* Begin Data supplied *

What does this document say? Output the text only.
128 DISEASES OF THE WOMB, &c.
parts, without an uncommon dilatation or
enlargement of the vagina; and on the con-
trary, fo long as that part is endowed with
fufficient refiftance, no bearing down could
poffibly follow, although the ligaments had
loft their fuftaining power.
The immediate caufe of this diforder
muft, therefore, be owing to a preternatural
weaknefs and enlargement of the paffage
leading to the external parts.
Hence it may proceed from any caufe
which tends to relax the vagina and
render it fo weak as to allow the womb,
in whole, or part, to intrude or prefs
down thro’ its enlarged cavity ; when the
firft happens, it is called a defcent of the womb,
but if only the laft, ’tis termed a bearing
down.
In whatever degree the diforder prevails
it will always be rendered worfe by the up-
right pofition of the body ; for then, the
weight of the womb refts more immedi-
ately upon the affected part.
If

* End Data supplied *

Work to do:
Copy down the material exactly as written.

Final answer:
What does this document say? Output the text only.
128 DISEASES OF THE WOMB, &c.
parts, without an uncommon dilatation or
enlargement of the vagina; and on the con-
trary, fo long as that part is endowed with
fufficient refiftance, no bearing down could
poffibly follow, although the ligaments had
loft their fuftaining power.
The immediate caufe of this diforder
muft, therefore, be owing to a preternatural
weaknefs and enlargement of the paffage
leading to the external parts.
Hence it may proceed from any caufe
which tends to relax the vagina and
render it fo weak as to allow the womb,
in whole, or part, to intrude or prefs
down thro’ its enlarged cavity ; when the
firft happens, it is called a defcent of the womb,
but if only the laft, ’tis termed a bearing
down.
In whatever degree the diforder prevails
it will always be rendered worfe by the up-
right pofition of the body ; for then, the
weight of the womb refts more immedi-
ately upon the affected part.
If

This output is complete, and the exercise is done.